◆ Dataset excerpts ◆
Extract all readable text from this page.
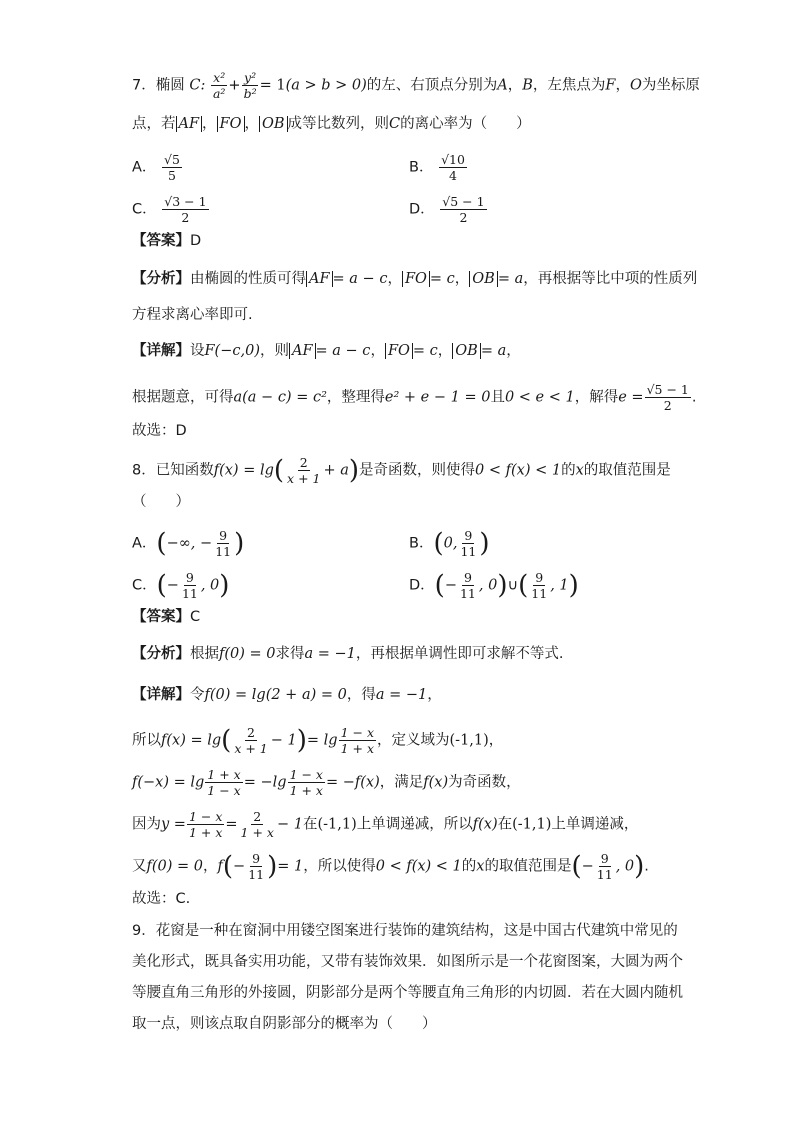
7．椭圆 C: $\frac{\text{x²}}{\text{a²}} + \frac{\text{y²}}{\text{b²}} = 1(a > b > 0)$的左、右顶点分别为A，B，左焦点为F，O为坐标原
点，若 AF ， FO ， OB 成等比数列，则C的离心率为（　　）
A． $\frac{√5}{5}$	B． $\frac{√10}{4}$
C． $\frac{√3 - 1}{2}$	D． $\frac{√5 - 1}{2}$
【答案】D
【分析】由椭圆的性质可得 AF = a − c， FO = c， OB = a，再根据等比中项的性质列
方程求离心率即可.
【详解】设F(−c,0)，则 AF = a − c， FO = c， OB = a，
根据题意，可得a(a − c) = c²，整理得e² + e − 1 = 0且0 < e < 1，解得$e = \frac{√5 - 1}{2}$ .
故选：D
8．已知函数$f(x) = \lg( \frac{2}{x + 1} + a)$是奇函数，则使得0 < f(x) < 1的x的取值范围是
（　　）
A．(−∞, − $\frac{9}{11}$ )	B．(0, $\frac{9}{11}$ )
C．(− $\frac{9}{11}$ , 0)	D．(− $\frac{9}{11}$ , 0)∪( $\frac{9}{11}$ , 1)
【答案】C
【分析】根据f(0) = 0求得a = −1，再根据单调性即可求解不等式.
【详解】令f(0) = lg(2 + a) = 0，得a = −1，
所以$f(x) = \lg( \frac{2}{x + 1} - 1)= \lg \frac{1 - x}{1 + x}$ ，定义域为(-1,1)，
$f(-x) = \lg \frac{1 + x}{1 - x} = -\lg \frac{1 - x}{1 + x} = -f(x)$，满足f(x)为奇函数，
因为$y = \frac{1 - x}{1 + x} = \frac{2}{1 + x} - 1$在(-1,1)上单调递减，所以f(x)在(-1,1)上单调递减，
又f(0) = 0，$f(- \frac{9}{11}$ )= 1，所以使得0 < f(x) < 1的x的取值范围是(− $\frac{9}{11}$ , 0).
故选：C.
9．花窗是一种在窗洞中用镂空图案进行装饰的建筑结构，这是中国古代建筑中常见的
美化形式，既具备实用功能，又带有装饰效果．如图所示是一个花窗图案，大圆为两个
等腰直角三角形的外接圆，阴影部分是两个等腰直角三角形的内切圆．若在大圆内随机
取一点，则该点取自阴影部分的概率为（　　）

◆ Your instructions ◆
Make an exact copy of the records shown above, without the pictures.

◆ Output of the exercise ◆
Extract all readable text from this page.
7．椭圆 C: $\frac{\text{x²}}{\text{a²}} + \frac{\text{y²}}{\text{b²}} = 1(a > b > 0)$的左、右顶点分别为A，B，左焦点为F，O为坐标原
点，若 AF ， FO ， OB 成等比数列，则C的离心率为（　　）
A． $\frac{√5}{5}$	B． $\frac{√10}{4}$
C． $\frac{√3 - 1}{2}$	D． $\frac{√5 - 1}{2}$
【答案】D
【分析】由椭圆的性质可得 AF = a − c， FO = c， OB = a，再根据等比中项的性质列
方程求离心率即可.
【详解】设F(−c,0)，则 AF = a − c， FO = c， OB = a，
根据题意，可得a(a − c) = c²，整理得e² + e − 1 = 0且0 < e < 1，解得$e = \frac{√5 - 1}{2}$ .
故选：D
8．已知函数$f(x) = \lg( \frac{2}{x + 1} + a)$是奇函数，则使得0 < f(x) < 1的x的取值范围是
（　　）
A．(−∞, − $\frac{9}{11}$ )	B．(0, $\frac{9}{11}$ )
C．(− $\frac{9}{11}$ , 0)	D．(− $\frac{9}{11}$ , 0)∪( $\frac{9}{11}$ , 1)
【答案】C
【分析】根据f(0) = 0求得a = −1，再根据单调性即可求解不等式.
【详解】令f(0) = lg(2 + a) = 0，得a = −1，
所以$f(x) = \lg( \frac{2}{x + 1} - 1)= \lg \frac{1 - x}{1 + x}$ ，定义域为(-1,1)，
$f(-x) = \lg \frac{1 + x}{1 - x} = -\lg \frac{1 - x}{1 + x} = -f(x)$，满足f(x)为奇函数，
因为$y = \frac{1 - x}{1 + x} = \frac{2}{1 + x} - 1$在(-1,1)上单调递减，所以f(x)在(-1,1)上单调递减，
又f(0) = 0，$f(- \frac{9}{11}$ )= 1，所以使得0 < f(x) < 1的x的取值范围是(− $\frac{9}{11}$ , 0).
故选：C.
9．花窗是一种在窗洞中用镂空图案进行装饰的建筑结构，这是中国古代建筑中常见的
美化形式，既具备实用功能，又带有装饰效果．如图所示是一个花窗图案，大圆为两个
等腰直角三角形的外接圆，阴影部分是两个等腰直角三角形的内切圆．若在大圆内随机
取一点，则该点取自阴影部分的概率为（　　）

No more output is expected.